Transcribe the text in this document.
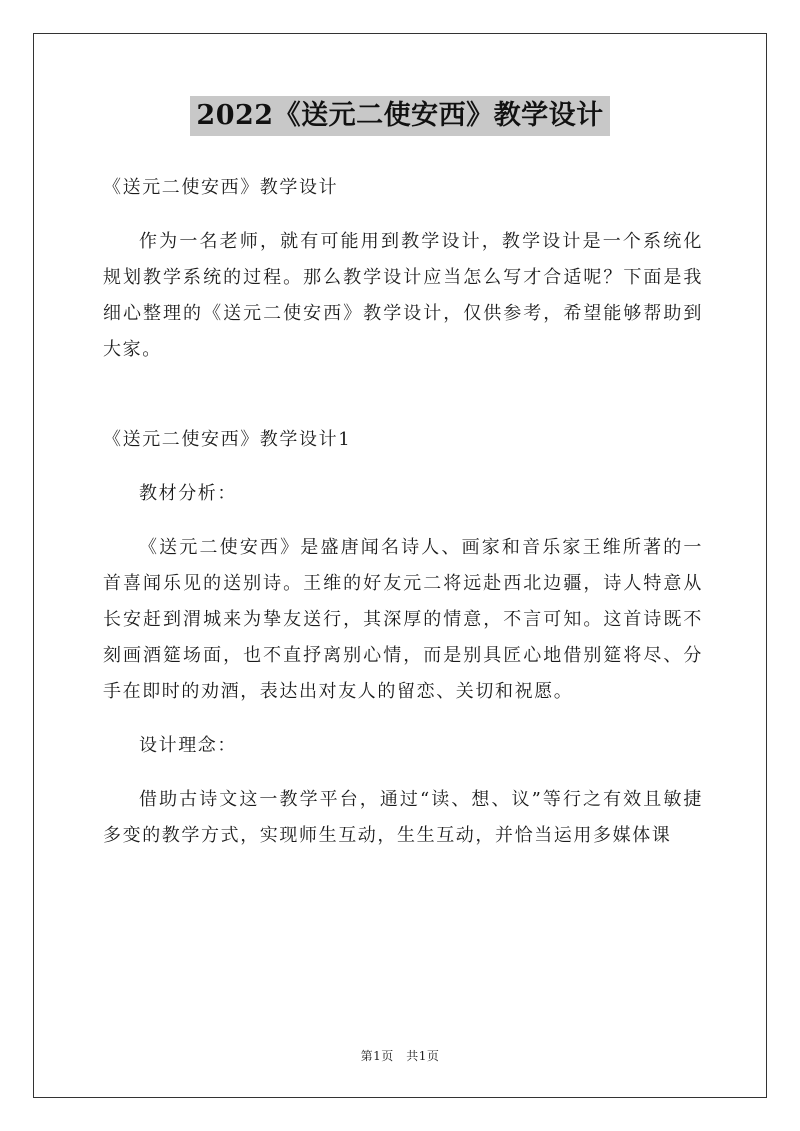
2022《送元二使安西》教学设计

《送元二使安西》教学设计

作为一名老师，就有可能用到教学设计，教学设计是一个系统化规划教学系统的过程。那么教学设计应当怎么写才合适呢？下面是我细心整理的《送元二使安西》教学设计，仅供参考，希望能够帮助到大家。

《送元二使安西》教学设计1

教材分析：

《送元二使安西》是盛唐闻名诗人、画家和音乐家王维所著的一首喜闻乐见的送别诗。王维的好友元二将远赴西北边疆，诗人特意从长安赶到渭城来为挚友送行，其深厚的情意，不言可知。这首诗既不刻画酒筵场面，也不直抒离别心情，而是别具匠心地借别筵将尽、分手在即时的劝酒，表达出对友人的留恋、关切和祝愿。

设计理念：

借助古诗文这一教学平台，通过“读、想、议”等行之有效且敏捷多变的教学方式，实现师生互动，生生互动，并恰当运用多媒体课

第1页　共1页
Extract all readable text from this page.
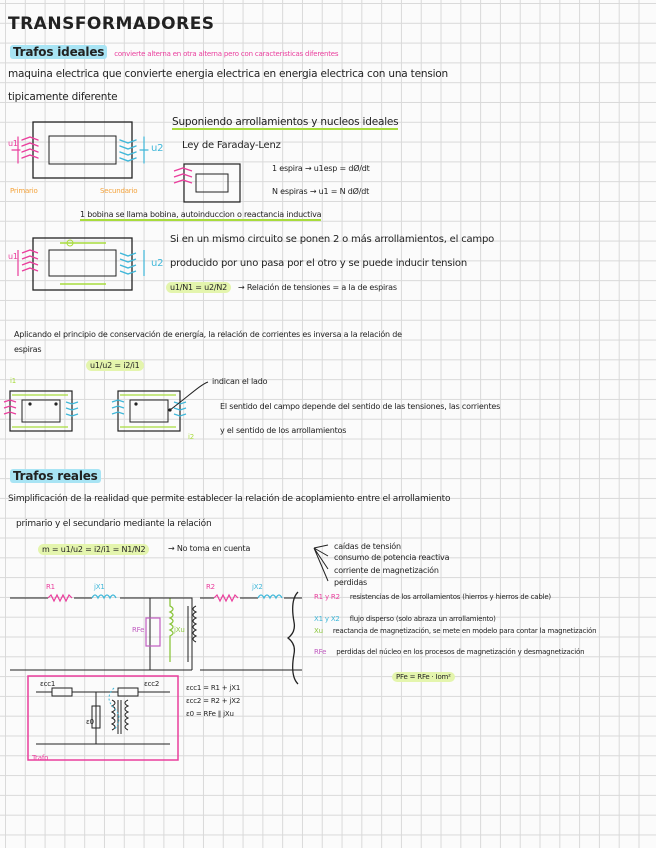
TRANSFORMADORES
Trafos ideales convierte alterna en otra alterna pero con caracteristicas diferentes
maquina electrica que convierte energia electrica en energia electrica con una tension
tipicamente diferente
Suponiendo arrollamientos y nucleos ideales
Ley de Faraday-Lenz
1 espira → u1esp = dØ/dt
N espiras → u1 = N dØ/dt
u1	u2
Primario	Secundario
1 bobina se llama bobina, autoinduccion o reactancia inductiva
Si en un mismo circuito se ponen 2 o más arrollamientos, el campo
producido por uno pasa por el otro y se puede inducir tension
u1
u2
u1/N1 = u2/N2 → Relación de tensiones = a la de espiras
Aplicando el principio de conservación de energía, la relación de corrientes es inversa a la relación de
espiras
u1/u2 = i2/i1
indican el lado
El sentido del campo depende del sentido de las tensiones, las corrientes
y el sentido de los arrollamientos
i1
i2
Trafos reales
Simplificación de la realidad que permite establecer la relación de acoplamiento entre el arrollamiento
primario y el secundario mediante la relación
m = u1/u2 = i2/i1 = N1/N2	→ No toma en cuenta	caídas de tensión
consumo de potencia reactiva
corriente de magnetización
perdidas
R1	jX1	R2	jX2
RFe	jXu
R1 y R2 resistencias de los arrollamientos (hierros y hierros de cable)
X1 y X2 flujo disperso (solo abraza un arrollamiento)
Xu reactancia de magnetización, se mete en modelo para contar la magnetización
RFe perdidas del núcleo en los procesos de magnetización y desmagnetización
PFe = RFe · Iom²
εcc1	εcc2
ε0
εcc1 = R1 + jX1
εcc2 = R2 + jX2
ε0 = RFe ∥ jXu
Trafo
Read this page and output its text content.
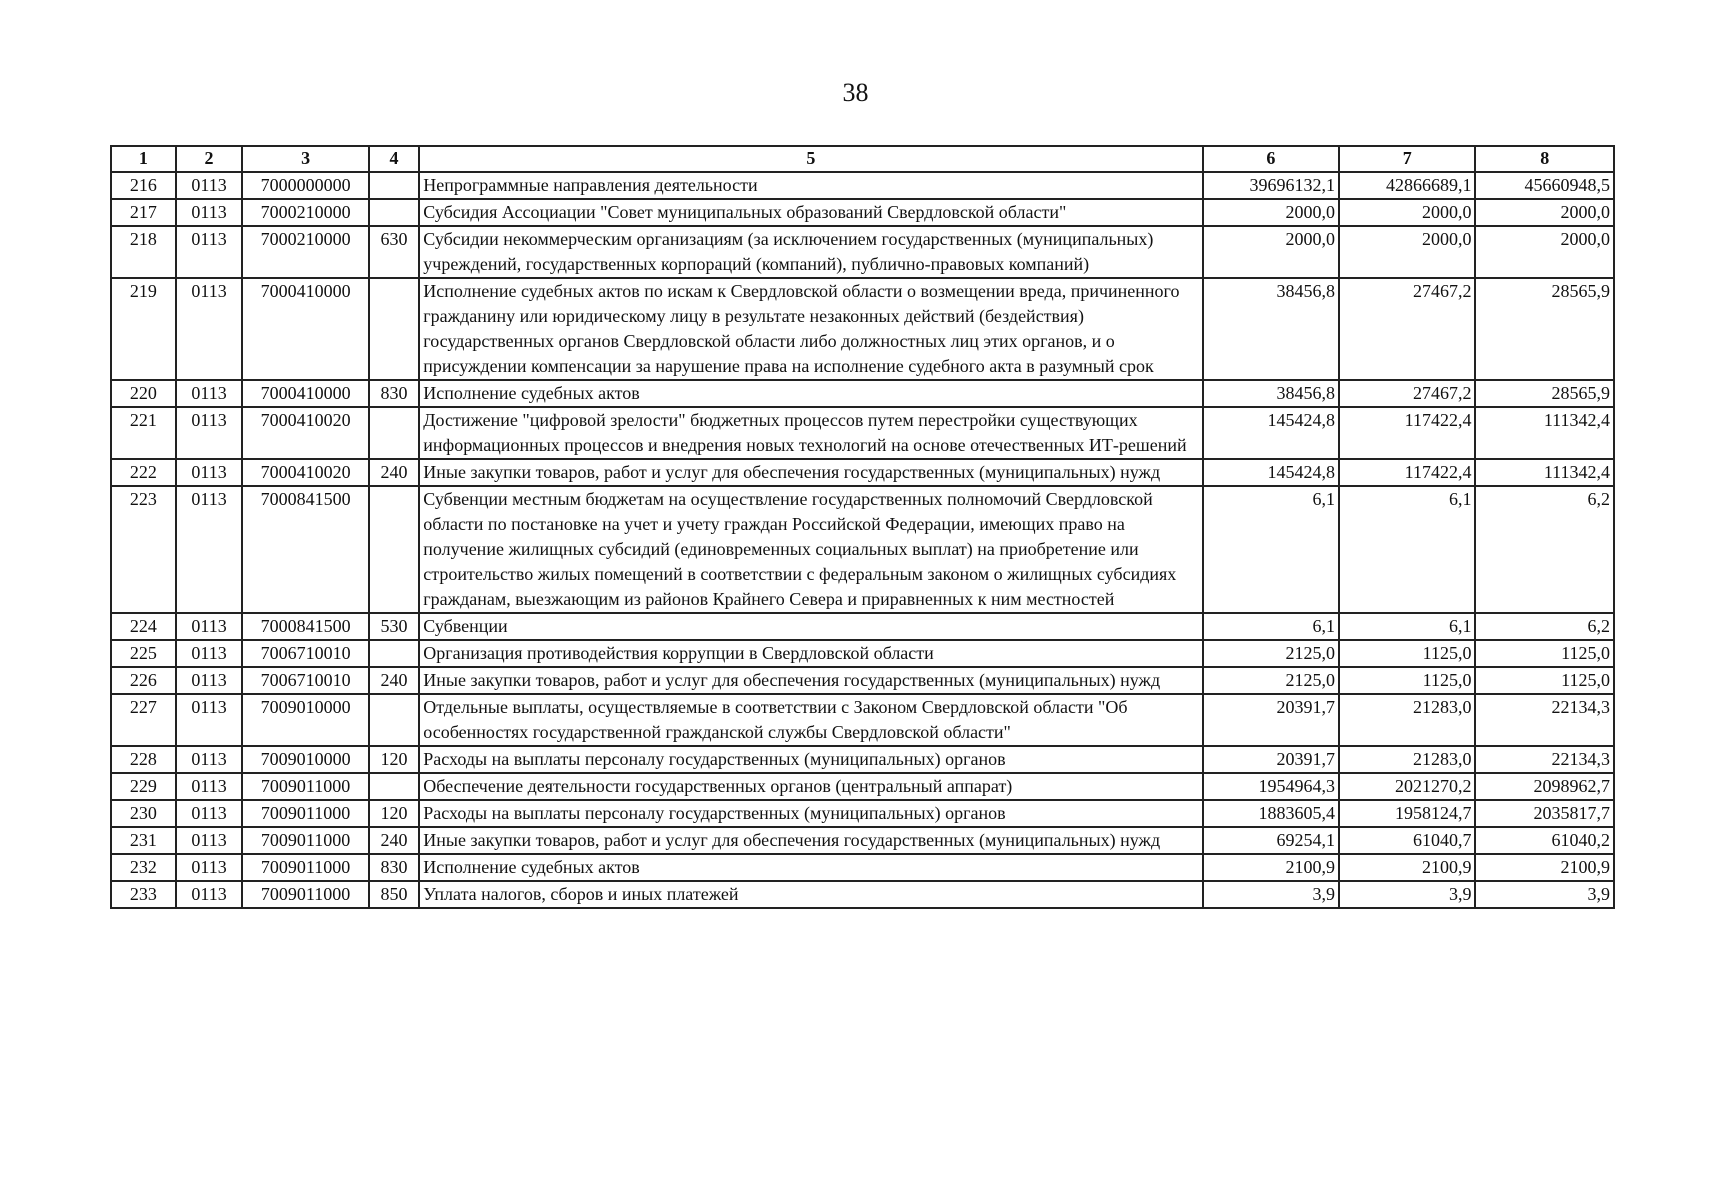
38
1	2	3	4	5	6	7	8
216	0113	7000000000		Непрограммные направления деятельности	39696132,1	42866689,1	45660948,5
217	0113	7000210000		Субсидия Ассоциации "Совет муниципальных образований Свердловской области"	2000,0	2000,0	2000,0
218	0113	7000210000	630	Субсидии некоммерческим организациям (за исключением государственных (муниципальных) учреждений, государственных корпораций (компаний), публично-правовых компаний)	2000,0	2000,0	2000,0
219	0113	7000410000		Исполнение судебных актов по искам к Свердловской области о возмещении вреда, причиненного гражданину или юридическому лицу в результате незаконных действий (бездействия) государственных органов Свердловской области либо должностных лиц этих органов, и о присуждении компенсации за нарушение права на исполнение судебного акта в разумный срок	38456,8	27467,2	28565,9
220	0113	7000410000	830	Исполнение судебных актов	38456,8	27467,2	28565,9
221	0113	7000410020		Достижение "цифровой зрелости" бюджетных процессов путем перестройки существующих информационных процессов и внедрения новых технологий на основе отечественных ИТ-решений	145424,8	117422,4	111342,4
222	0113	7000410020	240	Иные закупки товаров, работ и услуг для обеспечения государственных (муниципальных) нужд	145424,8	117422,4	111342,4
223	0113	7000841500		Субвенции местным бюджетам на осуществление государственных полномочий Свердловской области по постановке на учет и учету граждан Российской Федерации, имеющих право на получение жилищных субсидий (единовременных социальных выплат) на приобретение или строительство жилых помещений в соответствии с федеральным законом о жилищных субсидиях гражданам, выезжающим из районов Крайнего Севера и приравненных к ним местностей	6,1	6,1	6,2
224	0113	7000841500	530	Субвенции	6,1	6,1	6,2
225	0113	7006710010		Организация противодействия коррупции в Свердловской области	2125,0	1125,0	1125,0
226	0113	7006710010	240	Иные закупки товаров, работ и услуг для обеспечения государственных (муниципальных) нужд	2125,0	1125,0	1125,0
227	0113	7009010000		Отдельные выплаты, осуществляемые в соответствии с Законом Свердловской области "Об особенностях государственной гражданской службы Свердловской области"	20391,7	21283,0	22134,3
228	0113	7009010000	120	Расходы на выплаты персоналу государственных (муниципальных) органов	20391,7	21283,0	22134,3
229	0113	7009011000		Обеспечение деятельности государственных органов (центральный аппарат)	1954964,3	2021270,2	2098962,7
230	0113	7009011000	120	Расходы на выплаты персоналу государственных (муниципальных) органов	1883605,4	1958124,7	2035817,7
231	0113	7009011000	240	Иные закупки товаров, работ и услуг для обеспечения государственных (муниципальных) нужд	69254,1	61040,7	61040,2
232	0113	7009011000	830	Исполнение судебных актов	2100,9	2100,9	2100,9
233	0113	7009011000	850	Уплата налогов, сборов и иных платежей	3,9	3,9	3,9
· · · · ·
For each line of the entries that includes "выплаты", show that line.

227	0113	7009010000		Отдельные выплаты, осуществляемые в соответствии с Законом Свердловской области "Об особенностях государственной гражданской службы Свердловской области"	20391,7	21283,0	22134,3
228	0113	7009010000	120	Расходы на выплаты персоналу государственных (муниципальных) органов	20391,7	21283,0	22134,3
230	0113	7009011000	120	Расходы на выплаты персоналу государственных (муниципальных) органов	1883605,4	1958124,7	2035817,7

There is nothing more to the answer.